* **Exercise requirements**: Extract the records below word for word and ignore the images.

• • • • • • •

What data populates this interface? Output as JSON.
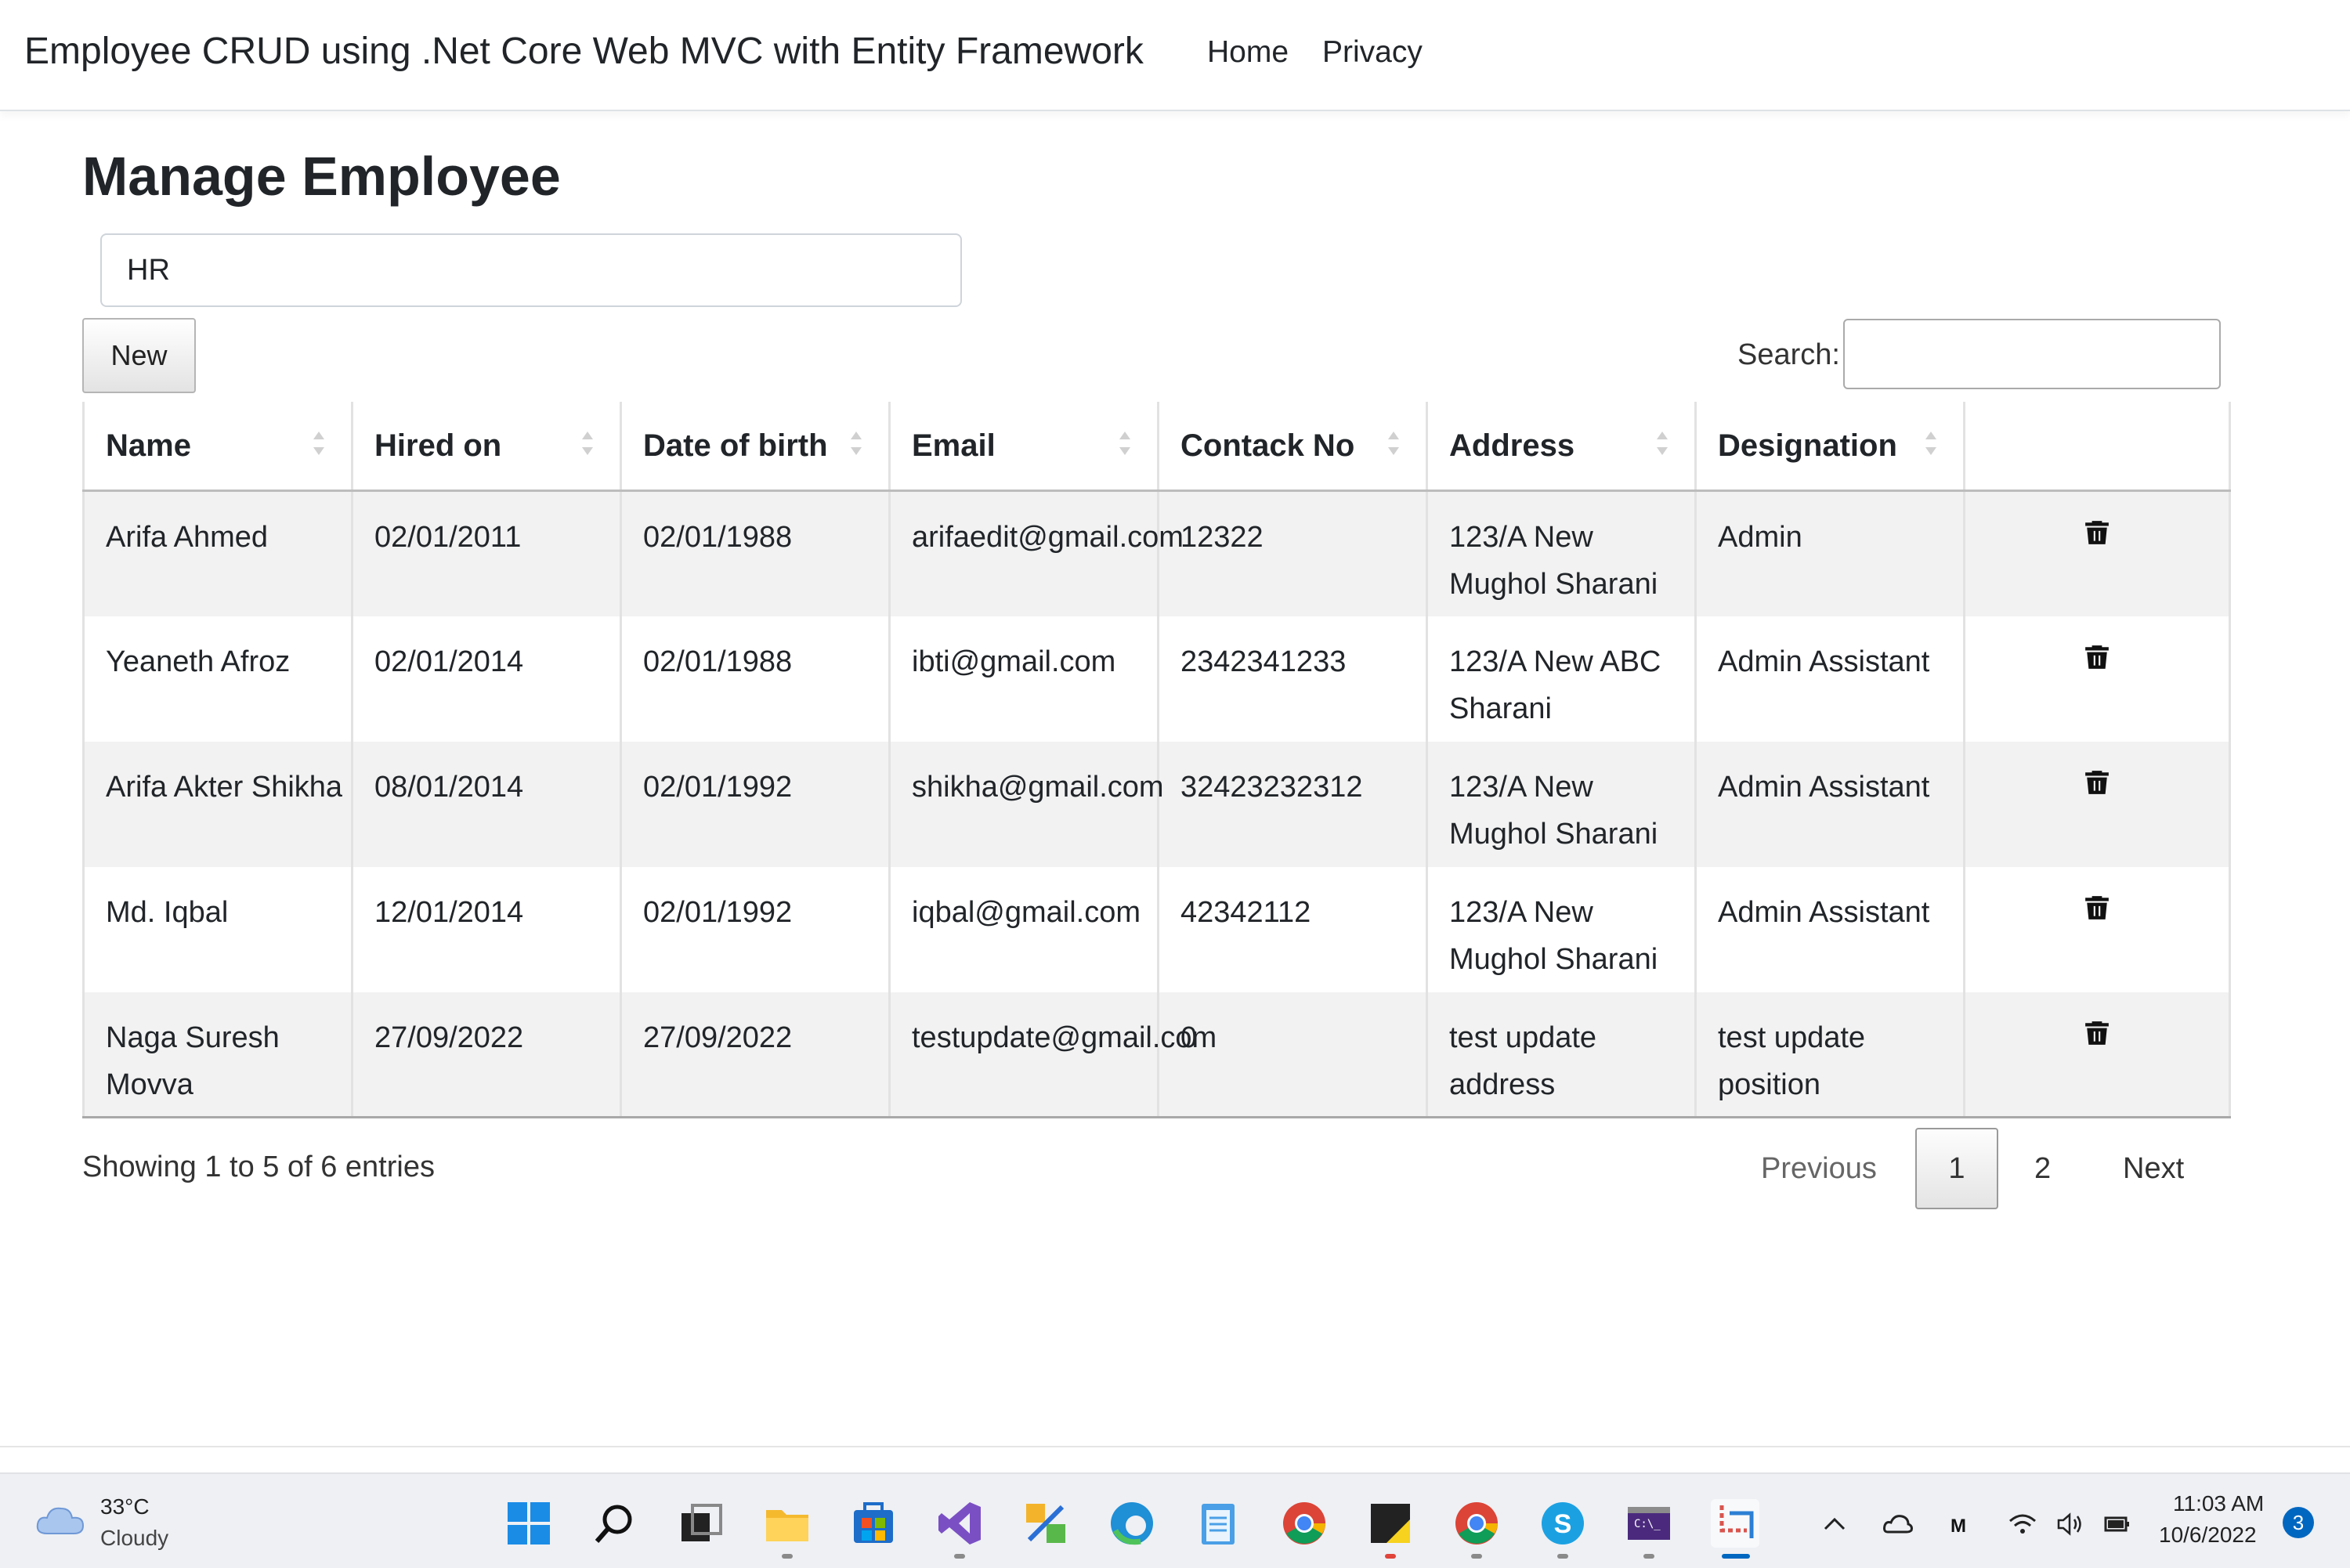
{
  "navbar": {
    "brand": "Employee CRUD using .Net Core Web MVC with Entity Framework",
    "links": [
      "Home",
      "Privacy"
    ]
  },
  "page": {
    "title": "Manage Employee",
    "department_value": "HR",
    "new_button": "New",
    "search_label": "Search:",
    "search_value": ""
  },
  "table": {
    "headers": [
      "Name",
      "Hired on",
      "Date of birth",
      "Email",
      "Contack No",
      "Address",
      "Designation"
    ],
    "rows": [
      [
        "Arifa Ahmed",
        "02/01/2011",
        "02/01/1988",
        "arifaedit@gmail.com",
        "12322",
        "123/A New Mughol Sharani",
        "Admin"
      ],
      [
        "Yeaneth Afroz",
        "02/01/2014",
        "02/01/1988",
        "ibti@gmail.com",
        "2342341233",
        "123/A New ABC Sharani",
        "Admin Assistant"
      ],
      [
        "Arifa Akter Shikha",
        "08/01/2014",
        "02/01/1992",
        "shikha@gmail.com",
        "32423232312",
        "123/A New Mughol Sharani",
        "Admin Assistant"
      ],
      [
        "Md. Iqbal",
        "12/01/2014",
        "02/01/1992",
        "iqbal@gmail.com",
        "42342112",
        "123/A New Mughol Sharani",
        "Admin Assistant"
      ],
      [
        "Naga Suresh Movva",
        "27/09/2022",
        "27/09/2022",
        "testupdate@gmail.com",
        "0",
        "test update address",
        "test update position"
      ]
    ]
  },
  "pagination": {
    "info": "Showing 1 to 5 of 6 entries",
    "previous": "Previous",
    "pages": [
      "1",
      "2"
    ],
    "current_page": "1",
    "next": "Next"
  },
  "taskbar": {
    "weather_temp": "33°C",
    "weather_desc": "Cloudy",
    "clock_time": "11:03 AM",
    "clock_date": "10/6/2022",
    "notification_count": "3",
    "apps": [
      "windows-start-icon",
      "search-icon",
      "task-view-icon",
      "file-explorer-icon",
      "microsoft-store-icon",
      "visual-studio-icon",
      "paint-tools-icon",
      "edge-icon",
      "notepad-icon",
      "chrome-icon",
      "sticky-notes-icon",
      "chrome-profile-icon",
      "skype-icon",
      "terminal-icon",
      "snipping-tool-icon"
    ]
  },
  "colors": {
    "accent": "#0067c0",
    "striped_row": "#f2f2f2"
  }
}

• • • • • • •

* **Full solution**:
What data populates this interface? Output as JSON.
{
  "navbar": {
    "brand": "Employee CRUD using .Net Core Web MVC with Entity Framework",
    "links": [
      "Home",
      "Privacy"
    ]
  },
  "page": {
    "title": "Manage Employee",
    "department_value": "HR",
    "new_button": "New",
    "search_label": "Search:",
    "search_value": ""
  },
  "table": {
    "headers": [
      "Name",
      "Hired on",
      "Date of birth",
      "Email",
      "Contack No",
      "Address",
      "Designation"
    ],
    "rows": [
      [
        "Arifa Ahmed",
        "02/01/2011",
        "02/01/1988",
        "arifaedit@gmail.com",
        "12322",
        "123/A New Mughol Sharani",
        "Admin"
      ],
      [
        "Yeaneth Afroz",
        "02/01/2014",
        "02/01/1988",
        "ibti@gmail.com",
        "2342341233",
        "123/A New ABC Sharani",
        "Admin Assistant"
      ],
      [
        "Arifa Akter Shikha",
        "08/01/2014",
        "02/01/1992",
        "shikha@gmail.com",
        "32423232312",
        "123/A New Mughol Sharani",
        "Admin Assistant"
      ],
      [
        "Md. Iqbal",
        "12/01/2014",
        "02/01/1992",
        "iqbal@gmail.com",
        "42342112",
        "123/A New Mughol Sharani",
        "Admin Assistant"
      ],
      [
        "Naga Suresh Movva",
        "27/09/2022",
        "27/09/2022",
        "testupdate@gmail.com",
        "0",
        "test update address",
        "test update position"
      ]
    ]
  },
  "pagination": {
    "info": "Showing 1 to 5 of 6 entries",
    "previous": "Previous",
    "pages": [
      "1",
      "2"
    ],
    "current_page": "1",
    "next": "Next"
  },
  "taskbar": {
    "weather_temp": "33°C",
    "weather_desc": "Cloudy",
    "clock_time": "11:03 AM",
    "clock_date": "10/6/2022",
    "notification_count": "3",
    "apps": [
      "windows-start-icon",
      "search-icon",
      "task-view-icon",
      "file-explorer-icon",
      "microsoft-store-icon",
      "visual-studio-icon",
      "paint-tools-icon",
      "edge-icon",
      "notepad-icon",
      "chrome-icon",
      "sticky-notes-icon",
      "chrome-profile-icon",
      "skype-icon",
      "terminal-icon",
      "snipping-tool-icon"
    ]
  },
  "colors": {
    "accent": "#0067c0",
    "striped_row": "#f2f2f2"
  }
}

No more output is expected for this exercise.